-- Opening Marker --

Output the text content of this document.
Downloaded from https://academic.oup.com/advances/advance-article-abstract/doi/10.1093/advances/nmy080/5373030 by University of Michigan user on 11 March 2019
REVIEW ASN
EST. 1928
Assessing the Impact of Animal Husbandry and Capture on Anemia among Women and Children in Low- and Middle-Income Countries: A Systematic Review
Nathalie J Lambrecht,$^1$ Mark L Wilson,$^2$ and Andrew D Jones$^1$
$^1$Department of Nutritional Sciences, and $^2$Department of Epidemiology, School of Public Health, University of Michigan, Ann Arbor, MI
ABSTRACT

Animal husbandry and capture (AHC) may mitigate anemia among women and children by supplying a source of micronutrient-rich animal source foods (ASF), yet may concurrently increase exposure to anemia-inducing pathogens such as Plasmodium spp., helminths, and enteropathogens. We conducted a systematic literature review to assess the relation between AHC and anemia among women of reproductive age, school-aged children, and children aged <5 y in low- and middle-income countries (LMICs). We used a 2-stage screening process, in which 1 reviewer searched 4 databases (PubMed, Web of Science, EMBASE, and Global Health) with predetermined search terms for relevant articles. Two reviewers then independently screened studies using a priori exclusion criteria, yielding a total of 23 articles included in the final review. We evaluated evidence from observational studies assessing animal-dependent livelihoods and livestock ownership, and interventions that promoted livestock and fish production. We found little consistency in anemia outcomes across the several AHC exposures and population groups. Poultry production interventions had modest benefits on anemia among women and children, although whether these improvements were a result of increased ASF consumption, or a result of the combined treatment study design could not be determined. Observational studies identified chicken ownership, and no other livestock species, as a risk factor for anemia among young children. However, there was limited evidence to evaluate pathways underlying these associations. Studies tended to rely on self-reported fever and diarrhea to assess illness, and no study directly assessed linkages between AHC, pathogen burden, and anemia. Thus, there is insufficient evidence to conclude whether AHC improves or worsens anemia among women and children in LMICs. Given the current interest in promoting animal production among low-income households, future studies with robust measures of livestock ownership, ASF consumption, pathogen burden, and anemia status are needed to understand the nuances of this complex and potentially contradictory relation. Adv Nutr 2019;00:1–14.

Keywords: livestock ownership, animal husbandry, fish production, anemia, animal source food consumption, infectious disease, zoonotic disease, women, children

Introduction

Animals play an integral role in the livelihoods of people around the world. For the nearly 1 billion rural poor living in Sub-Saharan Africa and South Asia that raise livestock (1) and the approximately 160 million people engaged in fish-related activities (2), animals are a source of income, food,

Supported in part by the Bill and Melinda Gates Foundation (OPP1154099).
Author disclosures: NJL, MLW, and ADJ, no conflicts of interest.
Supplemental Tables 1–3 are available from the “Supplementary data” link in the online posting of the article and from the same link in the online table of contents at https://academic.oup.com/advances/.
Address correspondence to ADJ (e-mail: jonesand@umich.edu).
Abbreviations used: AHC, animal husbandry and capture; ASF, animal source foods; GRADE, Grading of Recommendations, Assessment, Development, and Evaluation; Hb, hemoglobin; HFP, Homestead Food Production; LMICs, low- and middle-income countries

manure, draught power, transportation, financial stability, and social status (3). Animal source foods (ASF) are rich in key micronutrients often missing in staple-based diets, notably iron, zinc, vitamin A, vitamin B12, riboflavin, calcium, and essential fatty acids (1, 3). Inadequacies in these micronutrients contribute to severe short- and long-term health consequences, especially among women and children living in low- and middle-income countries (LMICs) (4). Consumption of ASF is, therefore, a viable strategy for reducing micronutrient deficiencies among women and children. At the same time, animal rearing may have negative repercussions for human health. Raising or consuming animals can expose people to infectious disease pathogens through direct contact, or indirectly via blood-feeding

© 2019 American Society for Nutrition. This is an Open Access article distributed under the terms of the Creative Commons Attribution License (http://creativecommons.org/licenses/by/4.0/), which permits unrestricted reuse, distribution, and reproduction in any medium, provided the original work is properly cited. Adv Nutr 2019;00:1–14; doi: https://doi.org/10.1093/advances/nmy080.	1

-- Closing Marker --

--- WORK ORDER ---
Write the entries out again, exactly and completely.

--- TASK SOLUTION ---
Output the text content of this document.
Downloaded from https://academic.oup.com/advances/advance-article-abstract/doi/10.1093/advances/nmy080/5373030 by University of Michigan user on 11 March 2019
REVIEW ASN
EST. 1928
Assessing the Impact of Animal Husbandry and Capture on Anemia among Women and Children in Low- and Middle-Income Countries: A Systematic Review
Nathalie J Lambrecht,$^1$ Mark L Wilson,$^2$ and Andrew D Jones$^1$
$^1$Department of Nutritional Sciences, and $^2$Department of Epidemiology, School of Public Health, University of Michigan, Ann Arbor, MI
ABSTRACT

Animal husbandry and capture (AHC) may mitigate anemia among women and children by supplying a source of micronutrient-rich animal source foods (ASF), yet may concurrently increase exposure to anemia-inducing pathogens such as Plasmodium spp., helminths, and enteropathogens. We conducted a systematic literature review to assess the relation between AHC and anemia among women of reproductive age, school-aged children, and children aged <5 y in low- and middle-income countries (LMICs). We used a 2-stage screening process, in which 1 reviewer searched 4 databases (PubMed, Web of Science, EMBASE, and Global Health) with predetermined search terms for relevant articles. Two reviewers then independently screened studies using a priori exclusion criteria, yielding a total of 23 articles included in the final review. We evaluated evidence from observational studies assessing animal-dependent livelihoods and livestock ownership, and interventions that promoted livestock and fish production. We found little consistency in anemia outcomes across the several AHC exposures and population groups. Poultry production interventions had modest benefits on anemia among women and children, although whether these improvements were a result of increased ASF consumption, or a result of the combined treatment study design could not be determined. Observational studies identified chicken ownership, and no other livestock species, as a risk factor for anemia among young children. However, there was limited evidence to evaluate pathways underlying these associations. Studies tended to rely on self-reported fever and diarrhea to assess illness, and no study directly assessed linkages between AHC, pathogen burden, and anemia. Thus, there is insufficient evidence to conclude whether AHC improves or worsens anemia among women and children in LMICs. Given the current interest in promoting animal production among low-income households, future studies with robust measures of livestock ownership, ASF consumption, pathogen burden, and anemia status are needed to understand the nuances of this complex and potentially contradictory relation. Adv Nutr 2019;00:1–14.

Keywords: livestock ownership, animal husbandry, fish production, anemia, animal source food consumption, infectious disease, zoonotic disease, women, children

Introduction

Animals play an integral role in the livelihoods of people around the world. For the nearly 1 billion rural poor living in Sub-Saharan Africa and South Asia that raise livestock (1) and the approximately 160 million people engaged in fish-related activities (2), animals are a source of income, food,

Supported in part by the Bill and Melinda Gates Foundation (OPP1154099).
Author disclosures: NJL, MLW, and ADJ, no conflicts of interest.
Supplemental Tables 1–3 are available from the “Supplementary data” link in the online posting of the article and from the same link in the online table of contents at https://academic.oup.com/advances/.
Address correspondence to ADJ (e-mail: jonesand@umich.edu).
Abbreviations used: AHC, animal husbandry and capture; ASF, animal source foods; GRADE, Grading of Recommendations, Assessment, Development, and Evaluation; Hb, hemoglobin; HFP, Homestead Food Production; LMICs, low- and middle-income countries

manure, draught power, transportation, financial stability, and social status (3). Animal source foods (ASF) are rich in key micronutrients often missing in staple-based diets, notably iron, zinc, vitamin A, vitamin B12, riboflavin, calcium, and essential fatty acids (1, 3). Inadequacies in these micronutrients contribute to severe short- and long-term health consequences, especially among women and children living in low- and middle-income countries (LMICs) (4). Consumption of ASF is, therefore, a viable strategy for reducing micronutrient deficiencies among women and children. At the same time, animal rearing may have negative repercussions for human health. Raising or consuming animals can expose people to infectious disease pathogens through direct contact, or indirectly via blood-feeding

© 2019 American Society for Nutrition. This is an Open Access article distributed under the terms of the Creative Commons Attribution License (http://creativecommons.org/licenses/by/4.0/), which permits unrestricted reuse, distribution, and reproduction in any medium, provided the original work is properly cited. Adv Nutr 2019;00:1–14; doi: https://doi.org/10.1093/advances/nmy080.	1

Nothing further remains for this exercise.